### SOURCE DATA

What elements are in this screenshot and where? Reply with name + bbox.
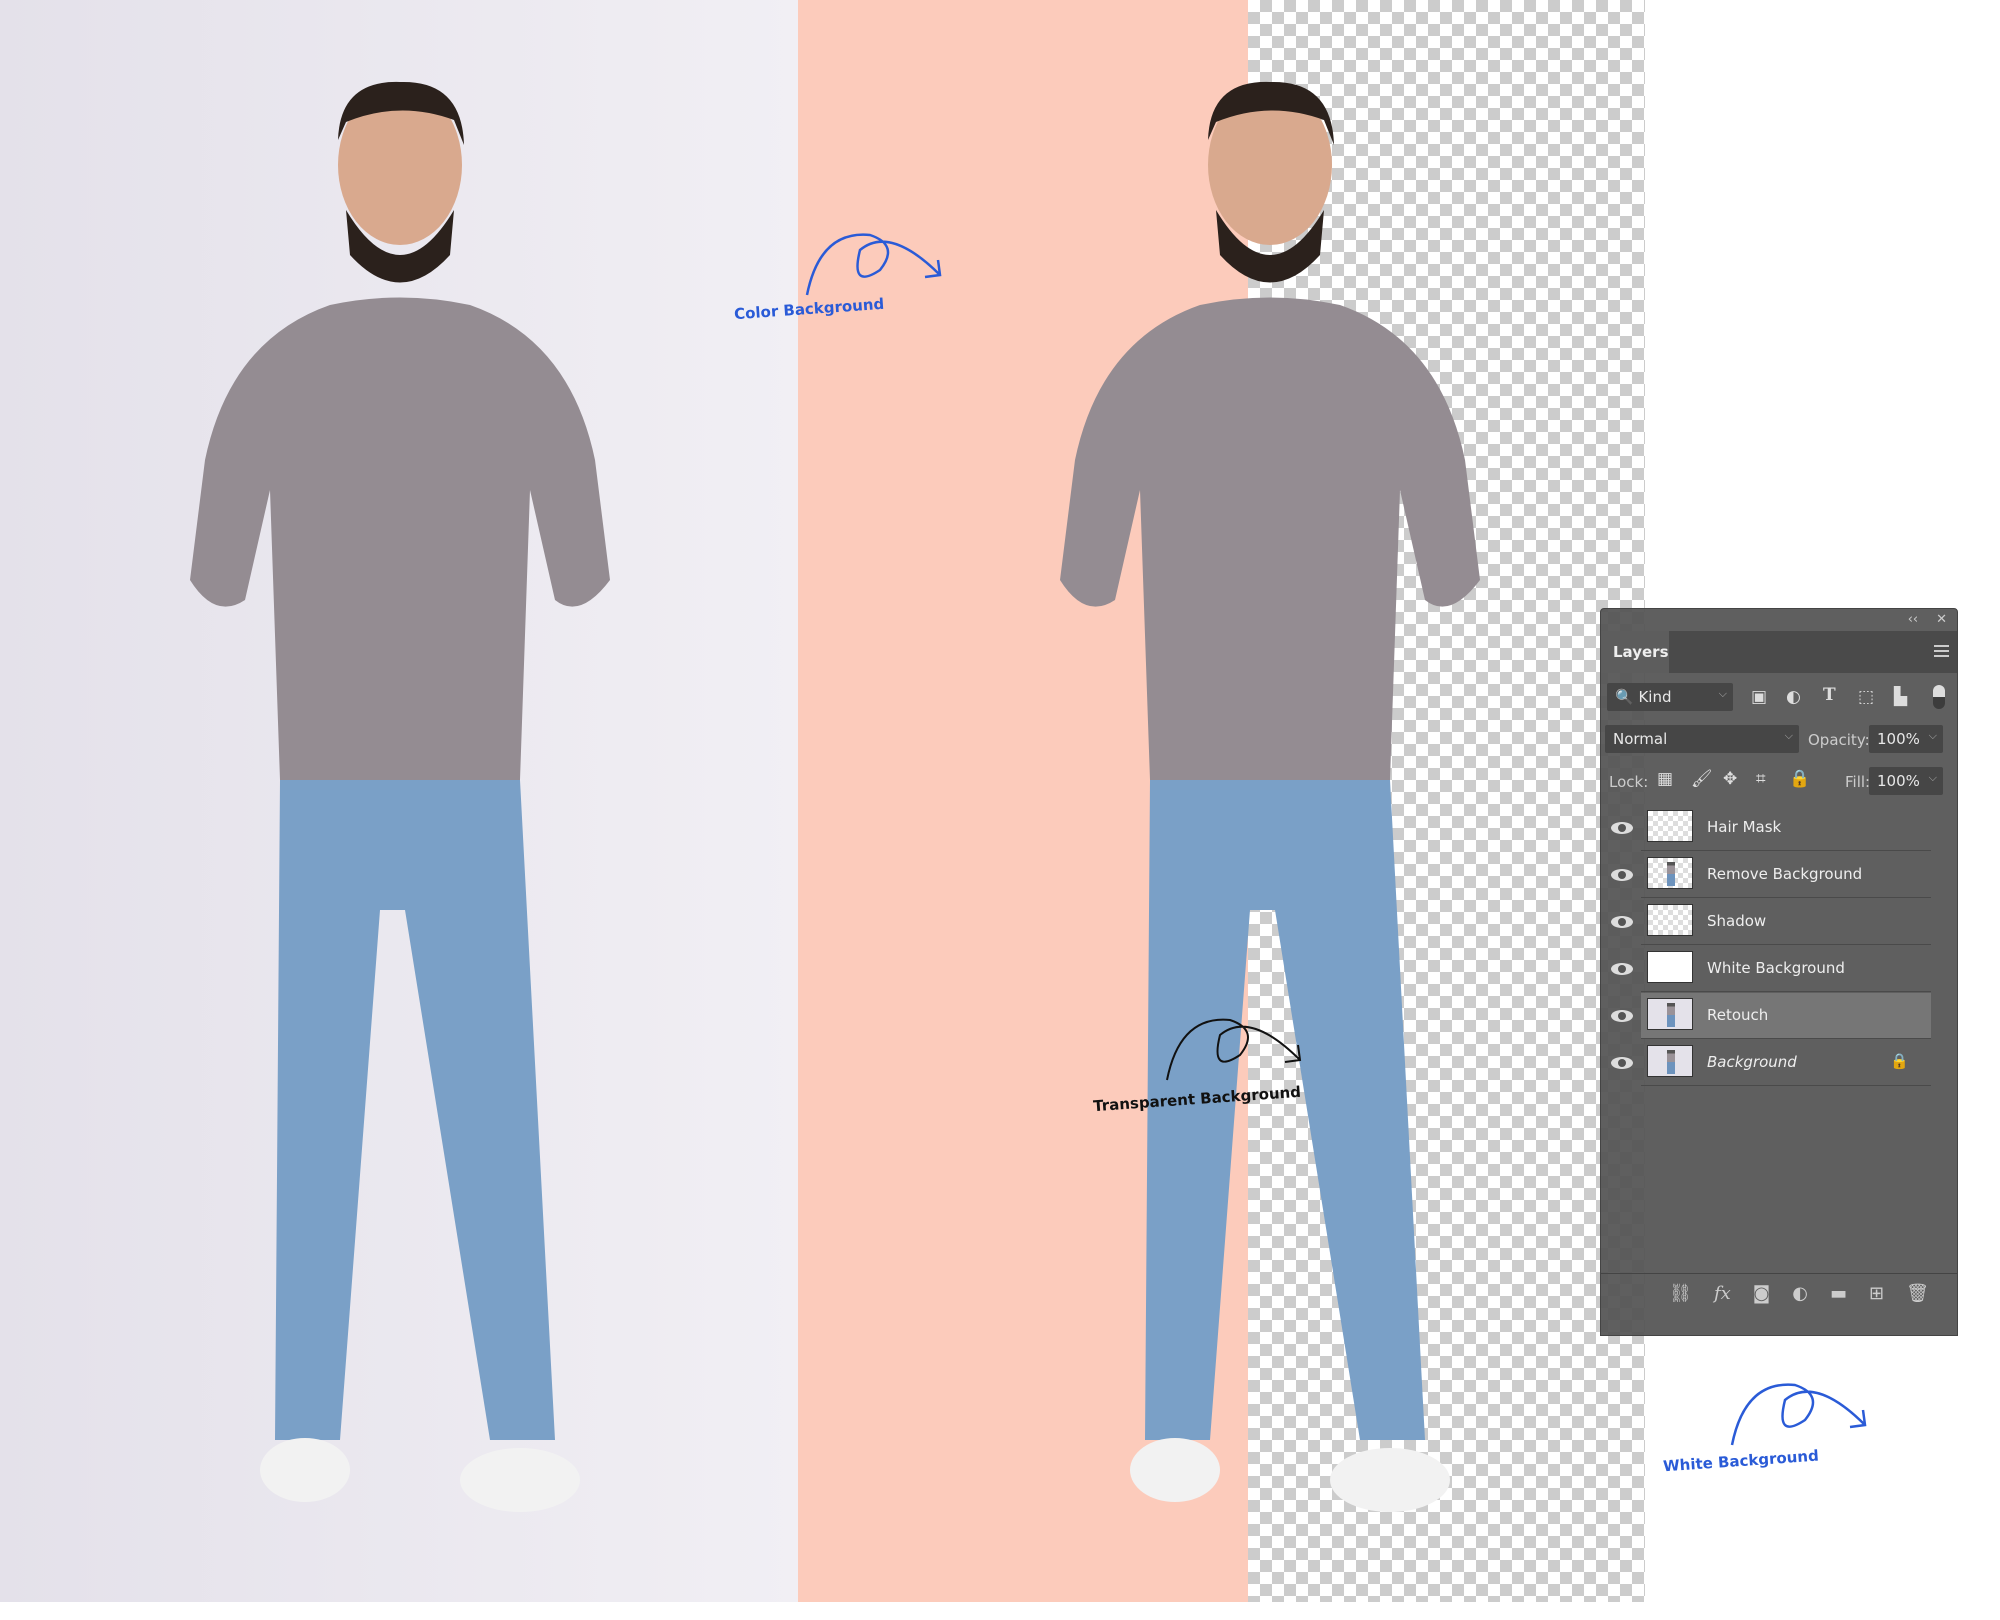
layer-row[interactable]: White Background (1641, 946, 1931, 992)
visibility-eye-icon[interactable] (1611, 1010, 1633, 1022)
image-icon[interactable]: ▣ (1751, 687, 1767, 707)
person-photo-cutout (1060, 81, 1480, 1512)
close-icon[interactable]: ✕ (1936, 612, 1947, 629)
filter-kind-label: Kind (1638, 688, 1672, 706)
opacity-input[interactable]: 100% ⌵ (1869, 725, 1943, 753)
layer-name: Shadow (1707, 912, 1767, 930)
opacity-value: 100% (1877, 730, 1920, 748)
layer-name: White Background (1707, 959, 1845, 977)
filter-kind-select[interactable]: 🔍 Kind ⌵ (1607, 683, 1733, 711)
layer-name: Hair Mask (1707, 818, 1782, 836)
new-layer-icon[interactable]: ⊞ (1869, 1283, 1884, 1304)
layers-panel: ‹‹ ✕ Layers 🔍 Kind ⌵ ▣ ◐ T ⬚ ▙ Normal ⌵ Opa… (1600, 608, 1958, 1336)
fill-value: 100% (1877, 772, 1920, 790)
layer-row[interactable]: Remove Background (1641, 852, 1931, 898)
layer-thumbnail (1647, 857, 1693, 889)
link-icon[interactable]: ⛓ (1669, 1283, 1692, 1304)
artboard-icon[interactable]: ⌗ (1756, 769, 1766, 789)
blend-mode-select[interactable]: Normal ⌵ (1605, 725, 1799, 753)
collapse-icon[interactable]: ‹‹ (1908, 612, 1918, 629)
lock-all-icon[interactable]: 🔒 (1789, 769, 1810, 789)
layer-name: Background (1707, 1053, 1797, 1071)
opacity-label: Opacity: (1808, 731, 1870, 749)
layer-thumbnail (1647, 904, 1693, 936)
blend-mode-value: Normal (1613, 730, 1668, 748)
mask-icon[interactable]: ◙ (1753, 1283, 1770, 1304)
tab-strip (1669, 631, 1957, 673)
fill-label: Fill: (1845, 773, 1871, 791)
shape-icon[interactable]: ⬚ (1858, 687, 1874, 707)
tab-layers[interactable]: Layers (1601, 631, 1669, 673)
layer-thumbnail (1647, 998, 1693, 1030)
panel-footer: ⛓ fx ◙ ◐ ▬ ⊞ 🗑 (1601, 1273, 1957, 1313)
lock-label: Lock: (1609, 773, 1649, 791)
filter-toggle[interactable] (1933, 685, 1945, 709)
folder-icon[interactable]: ▬ (1830, 1283, 1847, 1304)
type-icon[interactable]: T (1823, 685, 1836, 705)
layer-name: Remove Background (1707, 865, 1863, 883)
visibility-eye-icon[interactable] (1611, 963, 1633, 975)
brush-icon[interactable]: 🖌 (1691, 769, 1713, 789)
layer-thumbnail (1647, 1045, 1693, 1077)
layer-row[interactable]: Hair Mask (1641, 805, 1931, 851)
visibility-eye-icon[interactable] (1611, 869, 1633, 881)
lock-icon: 🔒 (1890, 1052, 1909, 1070)
move-icon[interactable]: ✥ (1723, 769, 1737, 789)
panel-menu-icon[interactable] (1934, 645, 1949, 657)
adjustment-layer-icon[interactable]: ◐ (1792, 1283, 1808, 1304)
visibility-eye-icon[interactable] (1611, 822, 1633, 834)
smart-object-icon[interactable]: ▙ (1894, 687, 1907, 707)
fx-icon[interactable]: fx (1714, 1283, 1731, 1304)
trash-icon[interactable]: 🗑 (1906, 1283, 1929, 1304)
visibility-eye-icon[interactable] (1611, 1057, 1633, 1069)
layer-name: Retouch (1707, 1006, 1769, 1024)
layer-row[interactable]: Shadow (1641, 899, 1931, 945)
layer-thumbnail (1647, 951, 1693, 983)
fill-input[interactable]: 100% ⌵ (1869, 767, 1943, 795)
adjustment-icon[interactable]: ◐ (1786, 687, 1801, 707)
lock-transparent-icon[interactable]: ▦ (1657, 769, 1673, 789)
person-photo-original (190, 81, 610, 1512)
visibility-eye-icon[interactable] (1611, 916, 1633, 928)
layer-row[interactable]: Background 🔒 (1641, 1040, 1931, 1086)
layer-row[interactable]: Retouch (1641, 993, 1931, 1039)
layer-thumbnail (1647, 810, 1693, 842)
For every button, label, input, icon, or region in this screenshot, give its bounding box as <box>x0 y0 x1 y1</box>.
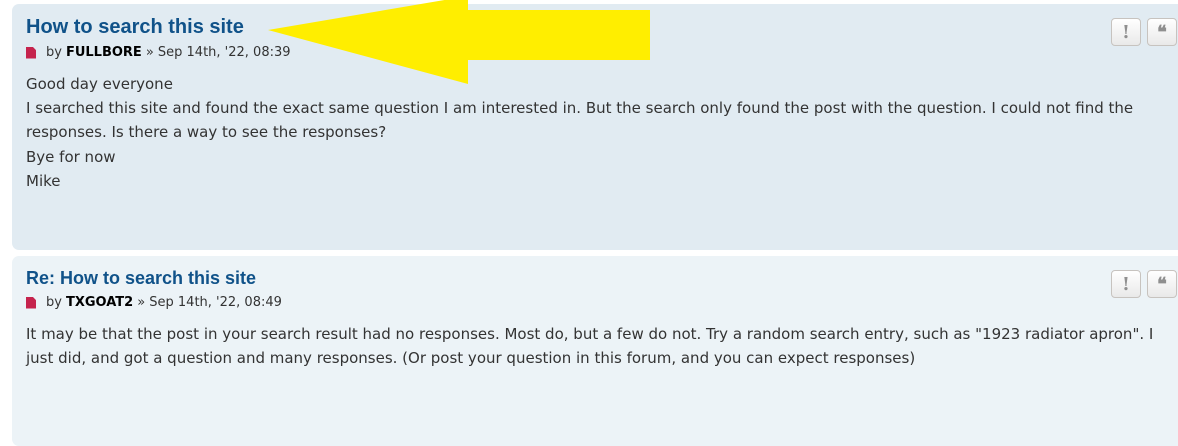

### WHAT THE TASK ASKS
Recast all the lines above as a Markdown table with two columns, "No." for the row number and "Line" for the text of each line. Skip blank lines, and leave the pictures out.

### SOLUTION
| No. | Line |
|---|---|
| 1 | What elements are in this screenshot and where? Reply with name + bbox. |
| 2 | layer-row[interactable]: White Background (1641, 946, 1931, 992) |
| 3 | visibility-eye-icon[interactable] (1611, 1010, 1633, 1022) |
| 4 | image-icon[interactable]: ▣ (1751, 687, 1767, 707) |
| 5 | person-photo-cutout (1060, 81, 1480, 1512) |
| 6 | close-icon[interactable]: ✕ (1936, 612, 1947, 629) |
| 7 | filter-kind-label: Kind (1638, 688, 1672, 706) |
| 8 | opacity-input[interactable]: 100% ⌵ (1869, 725, 1943, 753) |
| 9 | layer-name: Shadow (1707, 912, 1767, 930) |
| 10 | opacity-value: 100% (1877, 730, 1920, 748) |
| 11 | layer-name: White Background (1707, 959, 1845, 977) |
| 12 | filter-kind-select[interactable]: 🔍 Kind ⌵ (1607, 683, 1733, 711) |
| 13 | layer-name: Hair Mask (1707, 818, 1782, 836) |
| 14 | new-layer-icon[interactable]: ⊞ (1869, 1283, 1884, 1304) |
| 15 | layers-panel: ‹‹ ✕ Layers 🔍 Kind ⌵ ▣ ◐ T ⬚ ▙ Normal ⌵ Opa… (1600, 608, 1958, 1336) |
| 16 | fill-value: 100% (1877, 772, 1920, 790) |
| 17 | layer-row[interactable]: Remove Background (1641, 852, 1931, 898) |
| 18 | layer-thumbnail (1647, 857, 1693, 889) |
| 19 | link-icon[interactable]: ⛓ (1669, 1283, 1692, 1304) |
| 20 | artboard-icon[interactable]: ⌗ (1756, 769, 1766, 789) |
| 21 | blend-mode-select[interactable]: Normal ⌵ (1605, 725, 1799, 753) |
| 22 | collapse-icon[interactable]: ‹‹ (1908, 612, 1918, 629) |
| 23 | lock-all-icon[interactable]: 🔒 (1789, 769, 1810, 789) |
| 24 | layer-name: Background (1707, 1053, 1797, 1071) |
| 25 | opacity-label: Opacity: (1808, 731, 1870, 749) |
| 26 | layer-thumbnail (1647, 904, 1693, 936) |
| 27 | blend-mode-value: Normal (1613, 730, 1668, 748) |
| 28 | mask-icon[interactable]: ◙ (1753, 1283, 1770, 1304) |
| 29 | tab-strip (1669, 631, 1957, 673) |
| 30 | fill-label: Fill: (1845, 773, 1871, 791) |
| 31 | shape-icon[interactable]: ⬚ (1858, 687, 1874, 707) |
| 32 | tab-layers[interactable]: Layers (1601, 631, 1669, 673) |
| 33 | layer-thumbnail (1647, 998, 1693, 1030) |
| 34 | panel-footer: ⛓ fx ◙ ◐ ▬ ⊞ 🗑 (1601, 1273, 1957, 1313) |
| 35 | lock-label: Lock: (1609, 773, 1649, 791) |
| 36 | filter-toggle[interactable] (1933, 685, 1945, 709) |
| 37 | folder-icon[interactable]: ▬ (1830, 1283, 1847, 1304) |
| 38 | type-icon[interactable]: T (1823, 685, 1836, 705) |
| 39 | layer-name: Remove Background (1707, 865, 1863, 883) |
| 40 | visibility-eye-icon[interactable] (1611, 963, 1633, 975) |
| 41 | brush-icon[interactable]: 🖌 (1691, 769, 1713, 789) |
| 42 | layer-thumbnail (1647, 1045, 1693, 1077) |
| 43 | layer-row[interactable]: Hair Mask (1641, 805, 1931, 851) |
| 44 | visibility-eye-icon[interactable] (1611, 869, 1633, 881) |
| 45 | lock-icon: 🔒 (1890, 1052, 1909, 1070) |
| 46 | move-icon[interactable]: ✥ (1723, 769, 1737, 789) |
| 47 | panel-menu-icon[interactable] (1934, 645, 1949, 657) |
| 48 | adjustment-layer-icon[interactable]: ◐ (1792, 1283, 1808, 1304) |
| 49 | visibility-eye-icon[interactable] (1611, 822, 1633, 834) |
| 50 | smart-object-icon[interactable]: ▙ (1894, 687, 1907, 707) |
| 51 | fx-icon[interactable]: fx (1714, 1283, 1731, 1304) |
| 52 | trash-icon[interactable]: 🗑 (1906, 1283, 1929, 1304) |
| 53 | visibility-eye-icon[interactable] (1611, 1057, 1633, 1069) |
| 54 | layer-name: Retouch (1707, 1006, 1769, 1024) |
| 55 | layer-row[interactable]: Shadow (1641, 899, 1931, 945) |
| 56 | layer-thumbnail (1647, 951, 1693, 983) |
| 57 | fill-input[interactable]: 100% ⌵ (1869, 767, 1943, 795) |
| 58 | adjustment-icon[interactable]: ◐ (1786, 687, 1801, 707) |
| 59 | lock-transparent-icon[interactable]: ▦ (1657, 769, 1673, 789) |
| 60 | person-photo-original (190, 81, 610, 1512) |
| 61 | visibility-eye-icon[interactable] (1611, 916, 1633, 928) |
| 62 | layer-row[interactable]: Background 🔒 (1641, 1040, 1931, 1086) |
| 63 | layer-row[interactable]: Retouch (1641, 993, 1931, 1039) |
| 64 | layer-thumbnail (1647, 810, 1693, 842) |
| 65 | For every button, label, input, icon, or region in this screenshot, give its bounding box as <box>x0 y0 x1 y1</box>. |